## begin Stored data
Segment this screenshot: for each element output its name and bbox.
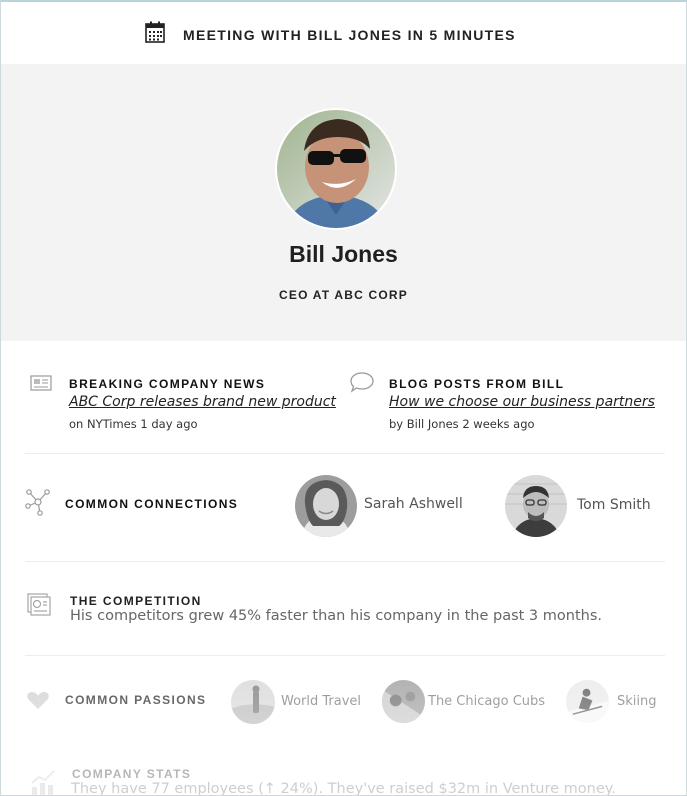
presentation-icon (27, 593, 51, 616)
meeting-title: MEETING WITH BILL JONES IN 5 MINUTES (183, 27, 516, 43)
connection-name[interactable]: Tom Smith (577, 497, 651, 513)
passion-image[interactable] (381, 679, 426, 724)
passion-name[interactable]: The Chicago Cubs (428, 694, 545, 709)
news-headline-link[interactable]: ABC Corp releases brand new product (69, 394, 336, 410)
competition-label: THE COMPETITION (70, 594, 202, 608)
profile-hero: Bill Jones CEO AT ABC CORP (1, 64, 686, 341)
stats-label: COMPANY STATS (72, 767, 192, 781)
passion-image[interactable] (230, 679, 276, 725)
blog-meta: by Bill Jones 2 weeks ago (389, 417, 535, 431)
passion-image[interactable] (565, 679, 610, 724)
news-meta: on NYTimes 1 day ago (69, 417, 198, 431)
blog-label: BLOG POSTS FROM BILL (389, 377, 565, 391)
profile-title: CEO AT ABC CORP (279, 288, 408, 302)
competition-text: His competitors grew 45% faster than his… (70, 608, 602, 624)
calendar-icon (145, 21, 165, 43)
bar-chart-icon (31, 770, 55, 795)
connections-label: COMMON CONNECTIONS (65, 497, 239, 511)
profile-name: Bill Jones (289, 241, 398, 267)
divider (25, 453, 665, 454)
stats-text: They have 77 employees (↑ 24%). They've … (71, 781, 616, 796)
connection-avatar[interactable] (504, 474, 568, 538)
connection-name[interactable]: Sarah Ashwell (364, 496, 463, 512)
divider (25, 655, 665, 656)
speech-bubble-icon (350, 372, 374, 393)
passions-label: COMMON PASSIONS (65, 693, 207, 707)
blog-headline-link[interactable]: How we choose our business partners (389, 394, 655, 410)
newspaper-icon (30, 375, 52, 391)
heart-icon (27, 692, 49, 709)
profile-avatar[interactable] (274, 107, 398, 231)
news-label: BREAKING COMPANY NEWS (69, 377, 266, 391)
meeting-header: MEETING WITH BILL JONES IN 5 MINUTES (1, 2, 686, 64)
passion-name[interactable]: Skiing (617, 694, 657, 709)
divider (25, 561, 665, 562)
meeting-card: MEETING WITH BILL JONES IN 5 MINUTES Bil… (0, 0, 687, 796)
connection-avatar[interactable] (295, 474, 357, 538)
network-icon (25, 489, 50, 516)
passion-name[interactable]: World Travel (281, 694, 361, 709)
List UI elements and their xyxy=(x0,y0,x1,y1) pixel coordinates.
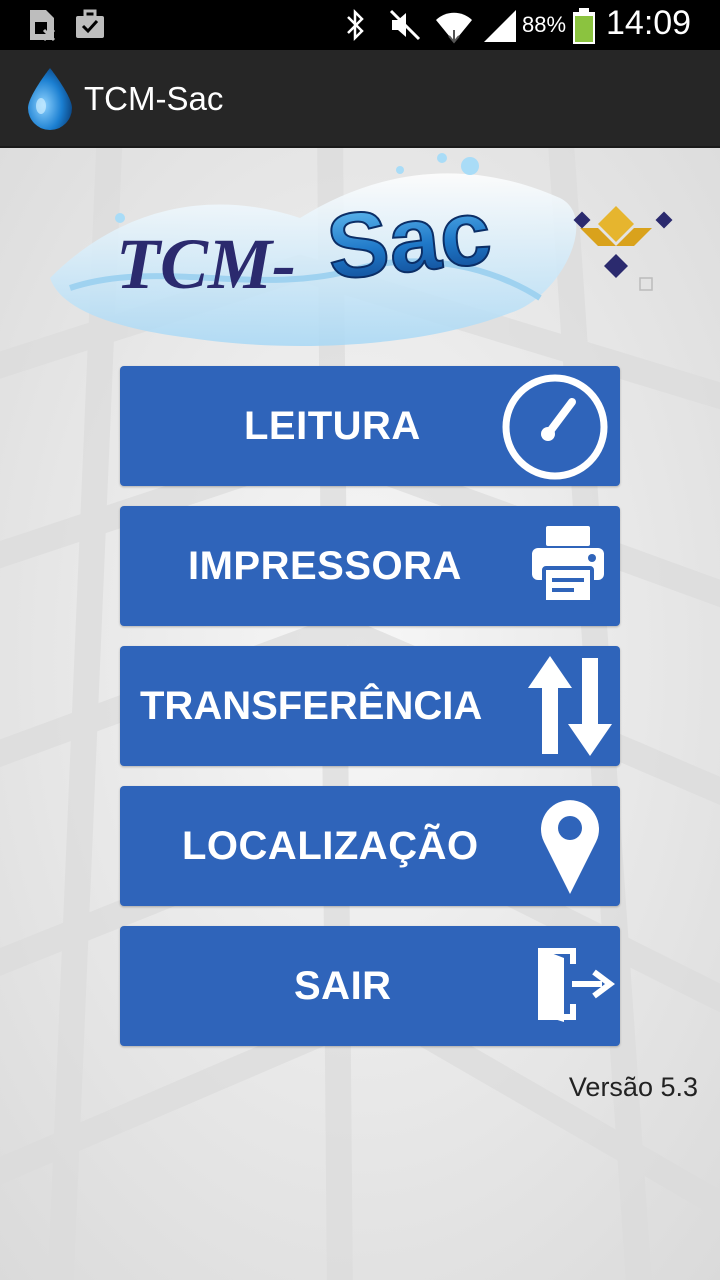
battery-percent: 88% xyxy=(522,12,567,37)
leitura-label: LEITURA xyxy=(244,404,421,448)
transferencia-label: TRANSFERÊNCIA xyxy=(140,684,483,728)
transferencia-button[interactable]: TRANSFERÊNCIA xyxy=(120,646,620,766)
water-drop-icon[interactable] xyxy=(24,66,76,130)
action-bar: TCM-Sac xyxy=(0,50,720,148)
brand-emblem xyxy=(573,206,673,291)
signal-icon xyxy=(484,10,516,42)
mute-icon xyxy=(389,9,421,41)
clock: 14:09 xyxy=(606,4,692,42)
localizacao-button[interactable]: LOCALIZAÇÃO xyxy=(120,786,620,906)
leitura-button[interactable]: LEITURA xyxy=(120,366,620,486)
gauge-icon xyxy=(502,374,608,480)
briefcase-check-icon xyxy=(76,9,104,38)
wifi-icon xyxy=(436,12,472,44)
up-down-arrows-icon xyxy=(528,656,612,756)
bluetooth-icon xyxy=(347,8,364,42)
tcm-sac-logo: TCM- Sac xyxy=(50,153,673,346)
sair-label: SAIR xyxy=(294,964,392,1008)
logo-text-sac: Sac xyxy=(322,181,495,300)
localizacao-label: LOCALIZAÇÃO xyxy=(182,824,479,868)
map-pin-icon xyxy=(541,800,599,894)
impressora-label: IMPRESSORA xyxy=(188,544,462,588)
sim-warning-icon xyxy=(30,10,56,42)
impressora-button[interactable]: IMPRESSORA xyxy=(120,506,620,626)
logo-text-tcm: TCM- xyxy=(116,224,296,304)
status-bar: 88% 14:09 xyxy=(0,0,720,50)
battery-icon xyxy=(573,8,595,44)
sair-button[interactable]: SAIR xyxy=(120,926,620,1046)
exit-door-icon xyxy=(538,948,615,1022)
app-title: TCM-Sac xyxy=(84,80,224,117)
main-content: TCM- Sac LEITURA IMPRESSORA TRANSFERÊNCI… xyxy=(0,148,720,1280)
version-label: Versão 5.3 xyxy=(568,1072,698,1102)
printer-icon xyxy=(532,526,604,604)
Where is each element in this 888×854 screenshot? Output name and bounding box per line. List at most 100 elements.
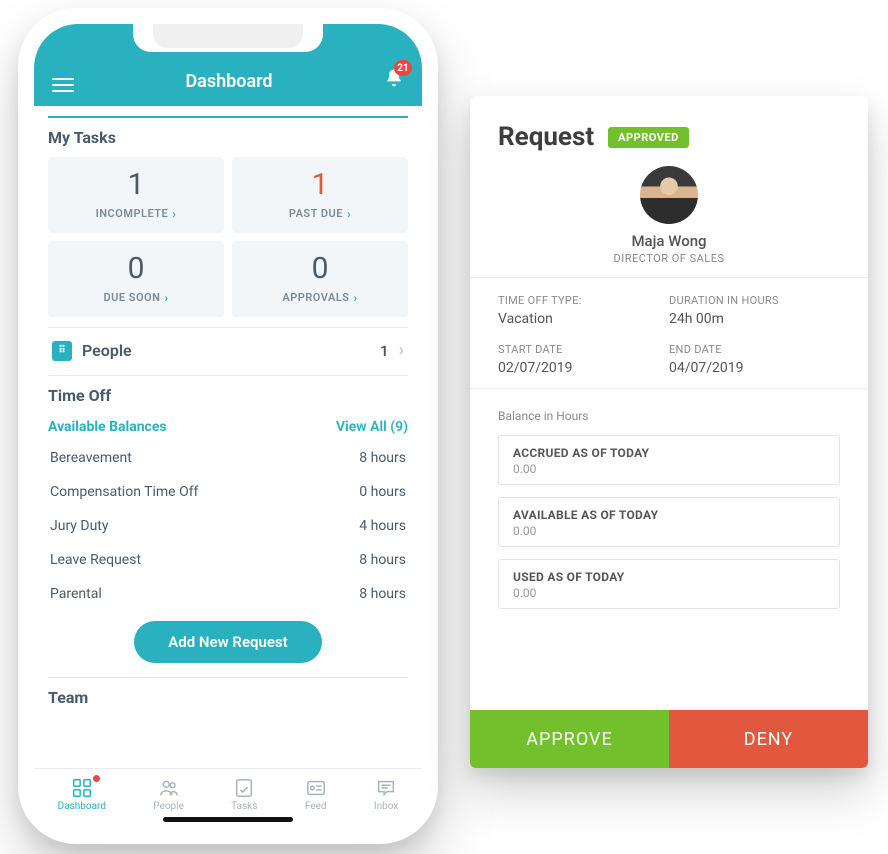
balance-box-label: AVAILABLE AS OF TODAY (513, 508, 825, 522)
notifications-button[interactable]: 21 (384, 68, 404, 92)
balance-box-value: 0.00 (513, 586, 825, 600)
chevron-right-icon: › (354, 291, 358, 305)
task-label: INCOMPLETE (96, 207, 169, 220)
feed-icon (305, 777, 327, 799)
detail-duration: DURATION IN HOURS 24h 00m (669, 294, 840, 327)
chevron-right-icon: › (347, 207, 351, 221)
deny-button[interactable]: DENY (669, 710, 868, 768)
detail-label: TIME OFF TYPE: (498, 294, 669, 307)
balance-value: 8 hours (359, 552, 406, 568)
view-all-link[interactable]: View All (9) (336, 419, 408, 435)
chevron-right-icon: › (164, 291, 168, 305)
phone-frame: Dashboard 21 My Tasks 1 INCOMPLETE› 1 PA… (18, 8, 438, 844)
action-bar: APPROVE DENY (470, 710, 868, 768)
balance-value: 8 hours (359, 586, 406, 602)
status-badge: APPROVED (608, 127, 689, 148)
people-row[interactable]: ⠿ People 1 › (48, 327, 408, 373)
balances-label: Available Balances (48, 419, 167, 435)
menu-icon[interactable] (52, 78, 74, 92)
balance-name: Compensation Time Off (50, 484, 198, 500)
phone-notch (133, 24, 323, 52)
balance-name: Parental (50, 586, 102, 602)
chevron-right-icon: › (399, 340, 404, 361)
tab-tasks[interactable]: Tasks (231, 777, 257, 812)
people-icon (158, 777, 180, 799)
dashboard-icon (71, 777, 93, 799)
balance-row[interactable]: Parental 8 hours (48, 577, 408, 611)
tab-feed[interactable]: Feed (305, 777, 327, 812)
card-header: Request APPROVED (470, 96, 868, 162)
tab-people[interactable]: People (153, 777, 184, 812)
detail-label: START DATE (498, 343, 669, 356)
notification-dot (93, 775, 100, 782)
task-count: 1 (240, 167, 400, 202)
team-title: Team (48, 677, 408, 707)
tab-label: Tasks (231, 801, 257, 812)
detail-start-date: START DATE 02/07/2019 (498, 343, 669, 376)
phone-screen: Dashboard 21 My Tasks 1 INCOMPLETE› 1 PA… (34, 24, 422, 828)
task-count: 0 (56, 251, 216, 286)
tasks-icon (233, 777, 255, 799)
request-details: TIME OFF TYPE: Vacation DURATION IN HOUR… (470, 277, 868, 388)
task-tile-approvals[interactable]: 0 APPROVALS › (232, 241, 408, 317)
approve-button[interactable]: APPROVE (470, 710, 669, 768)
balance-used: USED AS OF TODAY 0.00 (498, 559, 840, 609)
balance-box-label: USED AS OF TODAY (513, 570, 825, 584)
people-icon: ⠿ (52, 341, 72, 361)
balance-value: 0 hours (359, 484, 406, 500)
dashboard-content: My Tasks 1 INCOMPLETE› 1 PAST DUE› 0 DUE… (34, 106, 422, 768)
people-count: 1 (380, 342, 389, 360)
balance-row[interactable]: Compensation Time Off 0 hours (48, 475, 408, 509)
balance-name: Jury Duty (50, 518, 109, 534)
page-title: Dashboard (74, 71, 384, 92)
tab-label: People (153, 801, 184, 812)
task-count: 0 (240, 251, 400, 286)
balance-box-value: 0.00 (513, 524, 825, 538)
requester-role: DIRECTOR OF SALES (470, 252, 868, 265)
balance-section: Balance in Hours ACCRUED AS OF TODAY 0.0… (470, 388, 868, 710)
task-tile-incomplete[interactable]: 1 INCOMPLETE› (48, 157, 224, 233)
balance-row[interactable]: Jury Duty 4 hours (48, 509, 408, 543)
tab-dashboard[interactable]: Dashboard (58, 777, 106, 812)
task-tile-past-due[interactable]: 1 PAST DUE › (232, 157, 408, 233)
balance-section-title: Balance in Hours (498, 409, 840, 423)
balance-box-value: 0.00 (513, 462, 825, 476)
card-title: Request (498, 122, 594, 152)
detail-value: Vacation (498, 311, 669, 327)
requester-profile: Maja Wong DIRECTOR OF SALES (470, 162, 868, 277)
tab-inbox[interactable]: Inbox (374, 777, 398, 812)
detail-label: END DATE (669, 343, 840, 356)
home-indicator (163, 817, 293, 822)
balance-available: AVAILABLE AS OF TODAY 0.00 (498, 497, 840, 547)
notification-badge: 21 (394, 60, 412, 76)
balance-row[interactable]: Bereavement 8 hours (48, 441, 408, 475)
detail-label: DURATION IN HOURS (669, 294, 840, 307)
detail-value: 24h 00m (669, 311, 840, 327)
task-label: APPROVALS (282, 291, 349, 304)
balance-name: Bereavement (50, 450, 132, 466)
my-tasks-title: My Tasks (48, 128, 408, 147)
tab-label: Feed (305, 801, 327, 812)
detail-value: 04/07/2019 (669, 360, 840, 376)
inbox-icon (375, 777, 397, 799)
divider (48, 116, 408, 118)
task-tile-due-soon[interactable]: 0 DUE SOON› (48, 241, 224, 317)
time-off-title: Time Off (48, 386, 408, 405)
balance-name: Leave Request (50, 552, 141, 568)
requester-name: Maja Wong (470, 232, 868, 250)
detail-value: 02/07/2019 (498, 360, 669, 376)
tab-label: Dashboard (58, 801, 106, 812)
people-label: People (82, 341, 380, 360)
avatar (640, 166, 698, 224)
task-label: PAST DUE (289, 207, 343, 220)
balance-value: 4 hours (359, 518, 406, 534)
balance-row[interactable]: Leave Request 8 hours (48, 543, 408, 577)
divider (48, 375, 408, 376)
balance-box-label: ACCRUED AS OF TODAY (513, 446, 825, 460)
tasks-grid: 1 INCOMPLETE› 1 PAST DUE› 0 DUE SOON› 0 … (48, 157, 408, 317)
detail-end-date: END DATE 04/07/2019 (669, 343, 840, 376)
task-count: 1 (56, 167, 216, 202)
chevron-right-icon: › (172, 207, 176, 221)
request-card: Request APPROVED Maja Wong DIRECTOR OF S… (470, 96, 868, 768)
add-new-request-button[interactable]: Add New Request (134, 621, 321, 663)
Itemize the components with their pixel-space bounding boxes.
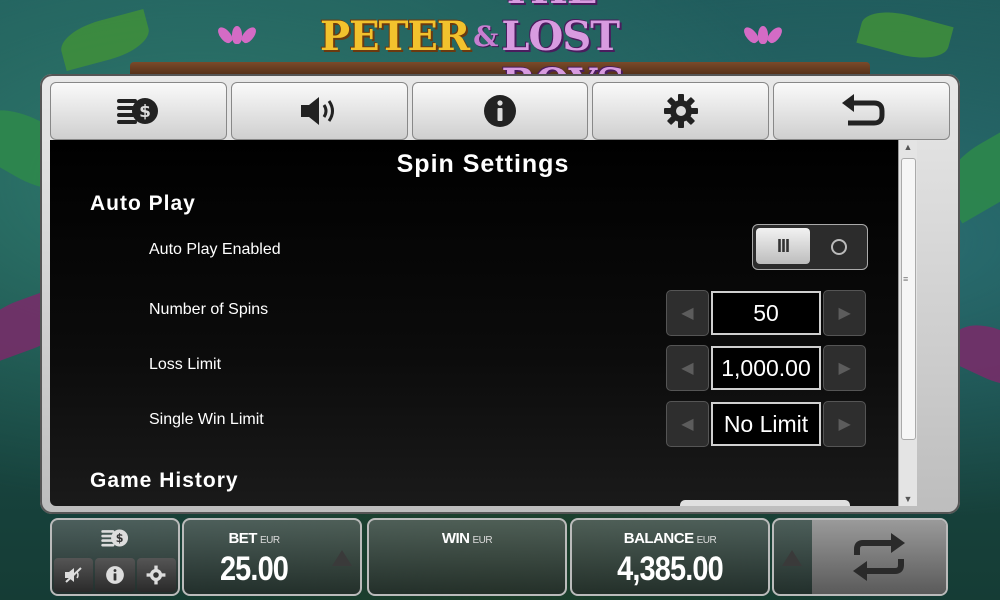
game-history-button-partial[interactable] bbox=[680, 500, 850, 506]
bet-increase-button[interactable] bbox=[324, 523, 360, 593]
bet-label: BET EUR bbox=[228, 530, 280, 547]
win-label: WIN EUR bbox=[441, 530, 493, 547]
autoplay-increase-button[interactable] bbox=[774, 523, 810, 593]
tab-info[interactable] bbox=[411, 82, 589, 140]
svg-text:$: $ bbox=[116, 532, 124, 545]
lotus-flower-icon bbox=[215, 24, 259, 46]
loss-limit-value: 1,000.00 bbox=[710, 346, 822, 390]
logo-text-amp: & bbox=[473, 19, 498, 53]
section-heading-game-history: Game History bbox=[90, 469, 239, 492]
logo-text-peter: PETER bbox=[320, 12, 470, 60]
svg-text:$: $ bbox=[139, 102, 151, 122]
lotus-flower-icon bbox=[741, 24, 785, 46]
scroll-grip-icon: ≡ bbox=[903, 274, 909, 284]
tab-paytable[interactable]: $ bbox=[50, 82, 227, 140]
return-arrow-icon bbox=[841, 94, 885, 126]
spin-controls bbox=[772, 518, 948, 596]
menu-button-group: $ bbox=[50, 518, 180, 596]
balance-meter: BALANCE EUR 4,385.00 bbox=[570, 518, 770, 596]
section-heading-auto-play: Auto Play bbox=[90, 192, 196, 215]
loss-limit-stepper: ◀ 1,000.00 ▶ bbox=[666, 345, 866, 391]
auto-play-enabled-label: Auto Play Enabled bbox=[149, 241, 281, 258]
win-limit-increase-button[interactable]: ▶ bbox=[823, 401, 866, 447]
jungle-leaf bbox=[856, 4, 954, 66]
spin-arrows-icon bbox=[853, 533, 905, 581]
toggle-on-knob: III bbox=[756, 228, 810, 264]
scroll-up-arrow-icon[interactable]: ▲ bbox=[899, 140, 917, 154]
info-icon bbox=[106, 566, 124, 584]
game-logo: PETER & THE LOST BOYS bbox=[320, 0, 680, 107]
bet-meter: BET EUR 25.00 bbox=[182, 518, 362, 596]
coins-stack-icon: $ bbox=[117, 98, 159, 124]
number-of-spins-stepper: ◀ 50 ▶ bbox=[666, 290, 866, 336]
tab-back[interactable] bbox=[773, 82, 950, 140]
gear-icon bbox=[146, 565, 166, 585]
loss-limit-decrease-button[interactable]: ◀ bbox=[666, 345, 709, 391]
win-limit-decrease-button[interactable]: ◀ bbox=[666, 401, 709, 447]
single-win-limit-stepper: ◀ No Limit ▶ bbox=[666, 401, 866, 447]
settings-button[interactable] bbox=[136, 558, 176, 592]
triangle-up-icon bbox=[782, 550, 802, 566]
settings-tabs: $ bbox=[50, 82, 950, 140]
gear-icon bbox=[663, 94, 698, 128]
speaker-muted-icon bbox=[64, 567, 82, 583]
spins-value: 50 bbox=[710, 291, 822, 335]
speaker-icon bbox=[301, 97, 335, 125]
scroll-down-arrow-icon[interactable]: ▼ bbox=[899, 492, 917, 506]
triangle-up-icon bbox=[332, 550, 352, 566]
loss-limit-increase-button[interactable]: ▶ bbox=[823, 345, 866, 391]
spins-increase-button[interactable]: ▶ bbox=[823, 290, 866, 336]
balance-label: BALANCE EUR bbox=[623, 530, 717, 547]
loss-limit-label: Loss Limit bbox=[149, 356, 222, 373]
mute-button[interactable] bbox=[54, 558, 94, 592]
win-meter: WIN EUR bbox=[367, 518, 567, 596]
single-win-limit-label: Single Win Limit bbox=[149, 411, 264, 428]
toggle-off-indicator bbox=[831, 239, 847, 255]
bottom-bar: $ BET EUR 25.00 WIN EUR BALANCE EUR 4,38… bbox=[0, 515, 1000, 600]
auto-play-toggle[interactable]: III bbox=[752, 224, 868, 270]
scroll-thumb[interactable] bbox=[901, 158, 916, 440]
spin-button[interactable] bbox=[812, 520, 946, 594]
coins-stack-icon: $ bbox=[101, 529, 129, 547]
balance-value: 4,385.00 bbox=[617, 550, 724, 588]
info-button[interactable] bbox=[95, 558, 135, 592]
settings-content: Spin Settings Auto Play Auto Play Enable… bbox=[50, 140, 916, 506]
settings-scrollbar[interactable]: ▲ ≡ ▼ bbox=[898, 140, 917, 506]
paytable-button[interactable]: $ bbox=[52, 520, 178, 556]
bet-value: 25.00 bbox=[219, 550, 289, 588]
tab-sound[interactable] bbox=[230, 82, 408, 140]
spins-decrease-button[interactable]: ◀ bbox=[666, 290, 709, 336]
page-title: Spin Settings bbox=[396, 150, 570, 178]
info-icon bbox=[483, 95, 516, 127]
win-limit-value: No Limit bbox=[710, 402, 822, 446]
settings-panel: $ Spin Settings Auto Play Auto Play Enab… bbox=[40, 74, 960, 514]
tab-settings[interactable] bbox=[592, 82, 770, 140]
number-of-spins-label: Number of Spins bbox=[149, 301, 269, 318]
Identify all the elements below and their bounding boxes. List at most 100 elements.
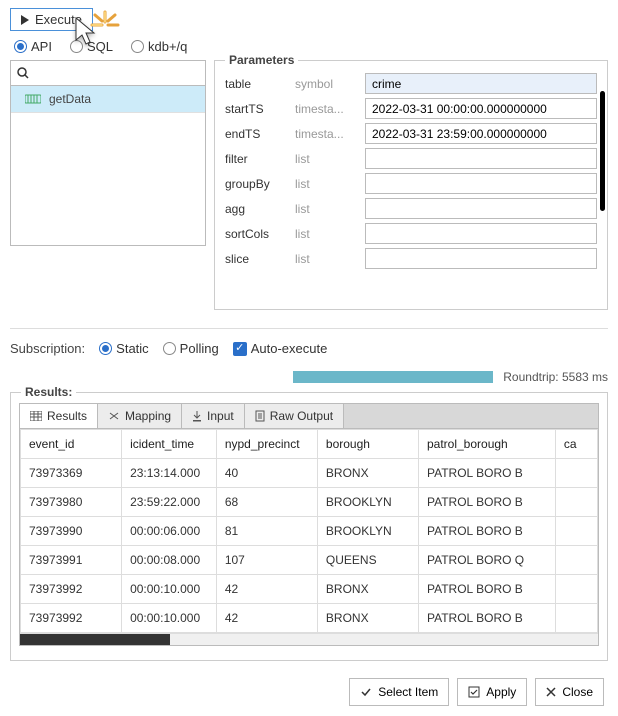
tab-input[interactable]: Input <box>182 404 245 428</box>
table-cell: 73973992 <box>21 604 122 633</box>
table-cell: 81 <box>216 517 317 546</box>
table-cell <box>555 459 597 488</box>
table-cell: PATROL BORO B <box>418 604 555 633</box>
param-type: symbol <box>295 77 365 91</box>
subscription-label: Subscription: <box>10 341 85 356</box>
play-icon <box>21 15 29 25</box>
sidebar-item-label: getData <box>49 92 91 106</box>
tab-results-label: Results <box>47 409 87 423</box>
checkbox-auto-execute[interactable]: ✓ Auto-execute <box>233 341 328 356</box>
## end Stored data
*Written exercise:* Copy out the lines of the items verbatim, from the line containing "500, 850, 506]" through the line containing "tab-info[interactable] bbox=[411, 82, 589, 140]", both lines included.

*The reply:*
game-history-button-partial[interactable] bbox=[680, 500, 850, 506]
bet-increase-button[interactable] bbox=[324, 523, 360, 593]
bet-label: BET EUR bbox=[228, 530, 280, 547]
win-label: WIN EUR bbox=[441, 530, 493, 547]
autoplay-increase-button[interactable] bbox=[774, 523, 810, 593]
tab-info[interactable] bbox=[411, 82, 589, 140]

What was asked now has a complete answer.